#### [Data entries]
+ + + + + + +

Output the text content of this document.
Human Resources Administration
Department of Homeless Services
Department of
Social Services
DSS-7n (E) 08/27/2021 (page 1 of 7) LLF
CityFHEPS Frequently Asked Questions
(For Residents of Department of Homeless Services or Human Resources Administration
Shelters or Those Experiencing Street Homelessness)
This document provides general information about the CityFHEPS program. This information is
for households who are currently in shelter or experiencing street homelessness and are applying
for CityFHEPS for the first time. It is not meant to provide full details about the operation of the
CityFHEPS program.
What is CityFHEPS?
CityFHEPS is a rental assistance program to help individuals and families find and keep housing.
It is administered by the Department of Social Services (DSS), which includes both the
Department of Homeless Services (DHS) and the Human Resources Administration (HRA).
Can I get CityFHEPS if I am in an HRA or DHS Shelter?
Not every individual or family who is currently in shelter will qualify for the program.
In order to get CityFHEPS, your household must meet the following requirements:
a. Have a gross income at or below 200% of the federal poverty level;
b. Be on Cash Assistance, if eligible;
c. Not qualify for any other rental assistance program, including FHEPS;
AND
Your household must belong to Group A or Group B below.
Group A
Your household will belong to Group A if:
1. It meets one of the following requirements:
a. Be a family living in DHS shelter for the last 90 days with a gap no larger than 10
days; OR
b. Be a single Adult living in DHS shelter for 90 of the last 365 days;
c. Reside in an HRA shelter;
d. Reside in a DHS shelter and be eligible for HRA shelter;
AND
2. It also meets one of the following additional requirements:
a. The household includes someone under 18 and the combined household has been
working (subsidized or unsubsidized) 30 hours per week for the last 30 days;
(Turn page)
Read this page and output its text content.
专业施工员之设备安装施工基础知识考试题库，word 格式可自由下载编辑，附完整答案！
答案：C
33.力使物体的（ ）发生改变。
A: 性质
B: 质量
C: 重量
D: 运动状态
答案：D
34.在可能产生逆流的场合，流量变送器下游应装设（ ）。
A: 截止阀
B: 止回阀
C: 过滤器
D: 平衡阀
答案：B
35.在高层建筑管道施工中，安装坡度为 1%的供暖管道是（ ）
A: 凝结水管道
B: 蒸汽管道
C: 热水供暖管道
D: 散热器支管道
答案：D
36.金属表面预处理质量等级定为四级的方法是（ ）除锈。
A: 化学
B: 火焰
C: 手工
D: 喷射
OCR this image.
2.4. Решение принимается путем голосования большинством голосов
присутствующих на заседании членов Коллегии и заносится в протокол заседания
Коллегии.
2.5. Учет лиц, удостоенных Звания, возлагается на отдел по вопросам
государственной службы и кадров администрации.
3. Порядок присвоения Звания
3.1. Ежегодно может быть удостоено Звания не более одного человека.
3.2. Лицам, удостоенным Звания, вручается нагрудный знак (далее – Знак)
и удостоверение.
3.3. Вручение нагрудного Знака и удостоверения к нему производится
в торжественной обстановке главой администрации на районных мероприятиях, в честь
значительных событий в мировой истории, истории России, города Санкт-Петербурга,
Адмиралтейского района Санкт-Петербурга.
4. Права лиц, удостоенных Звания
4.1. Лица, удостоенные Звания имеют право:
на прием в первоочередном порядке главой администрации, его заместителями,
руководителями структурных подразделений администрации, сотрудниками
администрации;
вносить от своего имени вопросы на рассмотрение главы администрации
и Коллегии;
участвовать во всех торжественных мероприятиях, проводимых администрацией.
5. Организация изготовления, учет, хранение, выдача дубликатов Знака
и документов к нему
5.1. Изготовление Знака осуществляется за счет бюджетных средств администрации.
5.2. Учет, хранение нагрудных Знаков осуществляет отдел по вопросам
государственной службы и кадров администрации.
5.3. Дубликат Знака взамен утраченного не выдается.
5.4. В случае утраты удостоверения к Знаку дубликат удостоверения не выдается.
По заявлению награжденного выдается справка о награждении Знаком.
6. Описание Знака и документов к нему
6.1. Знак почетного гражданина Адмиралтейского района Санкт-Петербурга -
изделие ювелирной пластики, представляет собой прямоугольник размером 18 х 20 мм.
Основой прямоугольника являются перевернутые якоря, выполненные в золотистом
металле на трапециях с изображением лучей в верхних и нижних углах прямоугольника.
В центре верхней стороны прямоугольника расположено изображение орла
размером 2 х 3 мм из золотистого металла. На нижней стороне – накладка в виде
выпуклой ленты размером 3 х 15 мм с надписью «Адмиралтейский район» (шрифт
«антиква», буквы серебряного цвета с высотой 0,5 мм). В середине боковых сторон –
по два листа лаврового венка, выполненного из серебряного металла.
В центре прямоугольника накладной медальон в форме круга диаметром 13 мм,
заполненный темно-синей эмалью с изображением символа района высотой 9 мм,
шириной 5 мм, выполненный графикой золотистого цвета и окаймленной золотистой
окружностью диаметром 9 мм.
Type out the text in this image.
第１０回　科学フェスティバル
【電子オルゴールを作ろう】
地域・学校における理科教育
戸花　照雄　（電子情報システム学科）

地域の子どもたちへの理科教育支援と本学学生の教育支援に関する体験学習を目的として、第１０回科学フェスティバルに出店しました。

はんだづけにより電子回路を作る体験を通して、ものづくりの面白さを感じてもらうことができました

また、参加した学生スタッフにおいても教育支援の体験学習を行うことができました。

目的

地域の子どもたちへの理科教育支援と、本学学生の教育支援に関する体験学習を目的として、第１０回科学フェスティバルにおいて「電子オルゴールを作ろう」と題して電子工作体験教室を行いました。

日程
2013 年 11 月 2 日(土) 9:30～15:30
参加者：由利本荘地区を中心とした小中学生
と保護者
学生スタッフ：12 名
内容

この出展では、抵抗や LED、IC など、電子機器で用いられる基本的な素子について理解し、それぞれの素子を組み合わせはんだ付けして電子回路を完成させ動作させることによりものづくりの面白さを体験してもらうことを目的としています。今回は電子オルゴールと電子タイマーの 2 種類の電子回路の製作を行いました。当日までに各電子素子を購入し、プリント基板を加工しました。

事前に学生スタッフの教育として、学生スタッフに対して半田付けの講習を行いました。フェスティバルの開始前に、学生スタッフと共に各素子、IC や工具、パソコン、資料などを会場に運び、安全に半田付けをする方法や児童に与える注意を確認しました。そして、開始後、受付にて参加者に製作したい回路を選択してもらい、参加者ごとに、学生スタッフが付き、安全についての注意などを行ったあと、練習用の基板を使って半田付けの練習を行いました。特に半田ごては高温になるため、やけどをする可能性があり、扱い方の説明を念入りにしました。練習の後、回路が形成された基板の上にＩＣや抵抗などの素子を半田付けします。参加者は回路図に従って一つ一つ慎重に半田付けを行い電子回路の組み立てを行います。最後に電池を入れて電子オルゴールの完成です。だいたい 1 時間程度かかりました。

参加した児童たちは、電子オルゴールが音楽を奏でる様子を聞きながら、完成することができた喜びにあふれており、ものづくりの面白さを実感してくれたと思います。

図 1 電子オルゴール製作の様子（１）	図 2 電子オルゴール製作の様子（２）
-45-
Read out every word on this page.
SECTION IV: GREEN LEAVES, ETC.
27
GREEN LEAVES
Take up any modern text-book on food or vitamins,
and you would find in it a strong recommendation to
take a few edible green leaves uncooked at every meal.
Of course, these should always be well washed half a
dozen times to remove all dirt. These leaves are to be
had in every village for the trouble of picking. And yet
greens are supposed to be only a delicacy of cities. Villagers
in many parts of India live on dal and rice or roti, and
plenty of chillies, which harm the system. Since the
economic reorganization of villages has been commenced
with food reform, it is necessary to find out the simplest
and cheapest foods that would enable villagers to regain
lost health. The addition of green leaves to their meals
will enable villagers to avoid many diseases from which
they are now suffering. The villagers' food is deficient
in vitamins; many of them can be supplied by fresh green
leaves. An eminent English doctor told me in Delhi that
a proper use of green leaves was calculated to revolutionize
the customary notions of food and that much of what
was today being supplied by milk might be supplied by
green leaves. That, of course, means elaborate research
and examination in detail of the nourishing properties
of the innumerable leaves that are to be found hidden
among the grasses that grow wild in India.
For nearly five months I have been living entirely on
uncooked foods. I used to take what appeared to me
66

+ + + + + + +

#### [AIM]
For the listing above, give the number of lines in which the string "выдается" occurs, and nothing else.

#### [ANSWER TO THIS EXERCISE]
3